WHAT TO DO: Copy out every row below word for word.

DATA SUPPLIED:

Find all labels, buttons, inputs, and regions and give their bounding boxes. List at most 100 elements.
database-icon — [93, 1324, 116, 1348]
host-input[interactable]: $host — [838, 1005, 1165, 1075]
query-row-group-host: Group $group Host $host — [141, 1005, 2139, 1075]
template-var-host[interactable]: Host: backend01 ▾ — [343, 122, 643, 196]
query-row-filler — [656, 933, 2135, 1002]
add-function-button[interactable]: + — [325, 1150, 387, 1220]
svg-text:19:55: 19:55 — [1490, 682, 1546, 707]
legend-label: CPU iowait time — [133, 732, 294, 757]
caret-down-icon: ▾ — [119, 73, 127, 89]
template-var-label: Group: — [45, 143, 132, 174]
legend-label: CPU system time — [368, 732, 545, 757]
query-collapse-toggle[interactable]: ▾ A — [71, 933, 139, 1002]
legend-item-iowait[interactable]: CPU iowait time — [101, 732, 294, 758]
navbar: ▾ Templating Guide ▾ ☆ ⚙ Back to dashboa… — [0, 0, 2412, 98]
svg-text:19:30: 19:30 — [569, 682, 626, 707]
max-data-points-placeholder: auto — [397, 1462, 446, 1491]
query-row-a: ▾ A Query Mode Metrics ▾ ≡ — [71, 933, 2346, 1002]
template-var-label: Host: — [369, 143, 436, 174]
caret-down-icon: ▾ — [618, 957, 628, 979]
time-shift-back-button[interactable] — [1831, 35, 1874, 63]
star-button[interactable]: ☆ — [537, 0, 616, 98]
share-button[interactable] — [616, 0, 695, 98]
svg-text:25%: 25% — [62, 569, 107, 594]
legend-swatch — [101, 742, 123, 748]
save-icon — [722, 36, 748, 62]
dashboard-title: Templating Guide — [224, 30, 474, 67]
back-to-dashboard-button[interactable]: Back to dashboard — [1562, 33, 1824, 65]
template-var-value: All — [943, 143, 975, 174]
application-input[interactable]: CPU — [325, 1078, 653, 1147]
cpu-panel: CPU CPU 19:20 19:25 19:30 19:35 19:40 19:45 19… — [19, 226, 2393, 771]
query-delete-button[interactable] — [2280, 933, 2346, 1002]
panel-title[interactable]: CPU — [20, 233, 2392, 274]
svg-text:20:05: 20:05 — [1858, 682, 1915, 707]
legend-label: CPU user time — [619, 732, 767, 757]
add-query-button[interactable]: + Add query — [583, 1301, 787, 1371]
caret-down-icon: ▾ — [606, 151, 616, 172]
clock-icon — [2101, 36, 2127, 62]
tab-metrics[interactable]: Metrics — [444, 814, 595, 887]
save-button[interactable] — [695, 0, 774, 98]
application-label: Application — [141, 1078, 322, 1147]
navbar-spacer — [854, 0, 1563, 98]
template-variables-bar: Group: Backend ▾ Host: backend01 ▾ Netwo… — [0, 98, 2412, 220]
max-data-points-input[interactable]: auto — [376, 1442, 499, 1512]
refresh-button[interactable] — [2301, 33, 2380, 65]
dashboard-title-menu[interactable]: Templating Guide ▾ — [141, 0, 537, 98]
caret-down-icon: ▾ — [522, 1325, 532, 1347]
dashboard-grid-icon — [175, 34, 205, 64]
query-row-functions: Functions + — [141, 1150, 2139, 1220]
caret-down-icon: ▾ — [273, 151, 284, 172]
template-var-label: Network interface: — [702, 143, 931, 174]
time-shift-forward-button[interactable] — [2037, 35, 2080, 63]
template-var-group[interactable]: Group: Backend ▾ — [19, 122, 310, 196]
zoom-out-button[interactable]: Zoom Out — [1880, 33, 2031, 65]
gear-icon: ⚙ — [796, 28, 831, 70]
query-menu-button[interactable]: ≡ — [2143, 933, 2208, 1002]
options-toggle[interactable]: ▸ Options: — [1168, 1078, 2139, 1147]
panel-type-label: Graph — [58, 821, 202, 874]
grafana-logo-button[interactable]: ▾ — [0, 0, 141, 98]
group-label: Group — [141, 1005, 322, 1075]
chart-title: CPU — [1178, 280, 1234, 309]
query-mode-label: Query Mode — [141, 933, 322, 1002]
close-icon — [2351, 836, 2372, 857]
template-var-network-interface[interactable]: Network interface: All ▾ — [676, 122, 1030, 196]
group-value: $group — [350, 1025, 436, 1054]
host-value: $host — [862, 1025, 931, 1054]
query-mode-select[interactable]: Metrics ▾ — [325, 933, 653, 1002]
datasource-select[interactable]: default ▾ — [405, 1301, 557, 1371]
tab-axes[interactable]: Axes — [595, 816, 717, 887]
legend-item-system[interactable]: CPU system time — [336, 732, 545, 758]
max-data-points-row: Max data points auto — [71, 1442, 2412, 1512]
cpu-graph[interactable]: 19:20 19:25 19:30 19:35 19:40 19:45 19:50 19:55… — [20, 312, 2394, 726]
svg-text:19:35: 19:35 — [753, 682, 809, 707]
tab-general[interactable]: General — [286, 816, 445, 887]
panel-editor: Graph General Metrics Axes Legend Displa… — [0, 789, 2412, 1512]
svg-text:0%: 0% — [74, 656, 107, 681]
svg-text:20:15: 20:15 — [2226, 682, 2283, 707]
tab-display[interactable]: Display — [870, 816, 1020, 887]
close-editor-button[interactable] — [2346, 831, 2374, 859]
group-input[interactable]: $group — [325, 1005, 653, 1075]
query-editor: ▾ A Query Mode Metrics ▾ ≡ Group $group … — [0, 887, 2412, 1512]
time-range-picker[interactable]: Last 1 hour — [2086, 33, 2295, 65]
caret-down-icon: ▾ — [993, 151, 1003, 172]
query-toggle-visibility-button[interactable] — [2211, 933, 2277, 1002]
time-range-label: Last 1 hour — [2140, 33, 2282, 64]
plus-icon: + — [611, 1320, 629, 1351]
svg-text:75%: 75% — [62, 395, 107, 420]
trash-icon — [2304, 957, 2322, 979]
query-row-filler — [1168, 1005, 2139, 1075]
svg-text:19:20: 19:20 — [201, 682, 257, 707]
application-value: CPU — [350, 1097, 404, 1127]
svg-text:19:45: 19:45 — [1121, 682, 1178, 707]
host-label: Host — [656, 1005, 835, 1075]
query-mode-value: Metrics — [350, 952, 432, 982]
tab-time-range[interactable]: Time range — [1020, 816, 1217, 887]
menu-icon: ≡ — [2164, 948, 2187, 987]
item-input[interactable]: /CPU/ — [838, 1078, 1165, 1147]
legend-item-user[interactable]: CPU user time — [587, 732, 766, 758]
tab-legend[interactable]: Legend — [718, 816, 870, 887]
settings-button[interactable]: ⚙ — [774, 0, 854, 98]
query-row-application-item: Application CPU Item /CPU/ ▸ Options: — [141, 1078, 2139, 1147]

WRITTEN ANSWER:
Find all labels, buttons, inputs, and regions and give their bounding boxes. List at most 100 elements.
database-icon — [93, 1324, 116, 1348]
host-input[interactable]: $host — [838, 1005, 1165, 1075]
query-row-group-host: Group $group Host $host — [141, 1005, 2139, 1075]
template-var-host[interactable]: Host: backend01 ▾ — [343, 122, 643, 196]
query-row-filler — [656, 933, 2135, 1002]
add-function-button[interactable]: + — [325, 1150, 387, 1220]
svg-text:19:55: 19:55 — [1490, 682, 1546, 707]
legend-label: CPU iowait time — [133, 732, 294, 757]
caret-down-icon: ▾ — [119, 73, 127, 89]
template-var-label: Group: — [45, 143, 132, 174]
legend-label: CPU system time — [368, 732, 545, 757]
query-collapse-toggle[interactable]: ▾ A — [71, 933, 139, 1002]
legend-item-iowait[interactable]: CPU iowait time — [101, 732, 294, 758]
navbar: ▾ Templating Guide ▾ ☆ ⚙ Back to dashboa… — [0, 0, 2412, 98]
svg-text:19:30: 19:30 — [569, 682, 626, 707]
max-data-points-placeholder: auto — [397, 1462, 446, 1491]
query-row-a: ▾ A Query Mode Metrics ▾ ≡ — [71, 933, 2346, 1002]
template-var-label: Host: — [369, 143, 436, 174]
caret-down-icon: ▾ — [618, 957, 628, 979]
time-shift-back-button[interactable] — [1831, 35, 1874, 63]
star-button[interactable]: ☆ — [537, 0, 616, 98]
share-button[interactable] — [616, 0, 695, 98]
svg-text:25%: 25% — [62, 569, 107, 594]
legend-swatch — [101, 742, 123, 748]
save-icon — [722, 36, 748, 62]
dashboard-title: Templating Guide — [224, 30, 474, 67]
back-to-dashboard-button[interactable]: Back to dashboard — [1562, 33, 1824, 65]
template-var-value: All — [943, 143, 975, 174]
application-input[interactable]: CPU — [325, 1078, 653, 1147]
cpu-panel: CPU CPU 19:20 19:25 19:30 19:35 19:40 19:45 19… — [19, 226, 2393, 771]
query-delete-button[interactable] — [2280, 933, 2346, 1002]
panel-title[interactable]: CPU — [20, 233, 2392, 274]
svg-text:20:05: 20:05 — [1858, 682, 1915, 707]
legend-label: CPU user time — [619, 732, 767, 757]
add-query-button[interactable]: + Add query — [583, 1301, 787, 1371]
caret-down-icon: ▾ — [606, 151, 616, 172]
clock-icon — [2101, 36, 2127, 62]
tab-metrics[interactable]: Metrics — [444, 814, 595, 887]
save-button[interactable] — [695, 0, 774, 98]
application-label: Application — [141, 1078, 322, 1147]
navbar-spacer — [854, 0, 1563, 98]
template-variables-bar: Group: Backend ▾ Host: backend01 ▾ Netwo… — [0, 98, 2412, 220]
max-data-points-input[interactable]: auto — [376, 1442, 499, 1512]
refresh-button[interactable] — [2301, 33, 2380, 65]
dashboard-title-menu[interactable]: Templating Guide ▾ — [141, 0, 537, 98]
caret-down-icon: ▾ — [522, 1325, 532, 1347]
dashboard-grid-icon — [175, 34, 205, 64]
query-row-functions: Functions + — [141, 1150, 2139, 1220]
caret-down-icon: ▾ — [273, 151, 284, 172]
template-var-label: Network interface: — [702, 143, 931, 174]
time-shift-forward-button[interactable] — [2037, 35, 2080, 63]
template-var-group[interactable]: Group: Backend ▾ — [19, 122, 310, 196]
zoom-out-button[interactable]: Zoom Out — [1880, 33, 2031, 65]
gear-icon: ⚙ — [796, 28, 831, 70]
query-menu-button[interactable]: ≡ — [2143, 933, 2208, 1002]
options-toggle[interactable]: ▸ Options: — [1168, 1078, 2139, 1147]
panel-type-label: Graph — [58, 821, 202, 874]
grafana-logo-button[interactable]: ▾ — [0, 0, 141, 98]
group-label: Group — [141, 1005, 322, 1075]
chart-title: CPU — [1178, 280, 1234, 309]
query-mode-label: Query Mode — [141, 933, 322, 1002]
close-icon — [2351, 836, 2372, 857]
template-var-network-interface[interactable]: Network interface: All ▾ — [676, 122, 1030, 196]
group-value: $group — [350, 1025, 436, 1054]
host-value: $host — [862, 1025, 931, 1054]
query-mode-select[interactable]: Metrics ▾ — [325, 933, 653, 1002]
datasource-select[interactable]: default ▾ — [405, 1301, 557, 1371]
tab-axes[interactable]: Axes — [595, 816, 717, 887]
legend-item-system[interactable]: CPU system time — [336, 732, 545, 758]
max-data-points-row: Max data points auto — [71, 1442, 2412, 1512]
cpu-graph[interactable]: 19:20 19:25 19:30 19:35 19:40 19:45 19:50 19:55… — [20, 312, 2394, 726]
svg-text:19:35: 19:35 — [753, 682, 809, 707]
tab-general[interactable]: General — [286, 816, 445, 887]
panel-editor: Graph General Metrics Axes Legend Displa… — [0, 789, 2412, 1512]
svg-text:0%: 0% — [74, 656, 107, 681]
svg-text:20:15: 20:15 — [2226, 682, 2283, 707]
tab-display[interactable]: Display — [870, 816, 1020, 887]
close-editor-button[interactable] — [2346, 831, 2374, 859]
group-input[interactable]: $group — [325, 1005, 653, 1075]
query-editor: ▾ A Query Mode Metrics ▾ ≡ Group $group … — [0, 887, 2412, 1512]
time-range-picker[interactable]: Last 1 hour — [2086, 33, 2295, 65]
caret-down-icon: ▾ — [993, 151, 1003, 172]
query-toggle-visibility-button[interactable] — [2211, 933, 2277, 1002]
time-range-label: Last 1 hour — [2140, 33, 2282, 64]
plus-icon: + — [611, 1320, 629, 1351]
svg-text:75%: 75% — [62, 395, 107, 420]
trash-icon — [2304, 957, 2322, 979]
query-row-filler — [1168, 1005, 2139, 1075]
svg-text:19:20: 19:20 — [201, 682, 257, 707]
application-value: CPU — [350, 1097, 404, 1127]
svg-text:19:45: 19:45 — [1121, 682, 1178, 707]
host-label: Host — [656, 1005, 835, 1075]
query-mode-value: Metrics — [350, 952, 432, 982]
tab-time-range[interactable]: Time range — [1020, 816, 1217, 887]
menu-icon: ≡ — [2164, 948, 2187, 987]
item-input[interactable]: /CPU/ — [838, 1078, 1165, 1147]
legend-item-user[interactable]: CPU user time — [587, 732, 766, 758]
tab-legend[interactable]: Legend — [718, 816, 870, 887]
settings-button[interactable]: ⚙ — [774, 0, 854, 98]
query-row-application-item: Application CPU Item /CPU/ ▸ Options: — [141, 1078, 2139, 1147]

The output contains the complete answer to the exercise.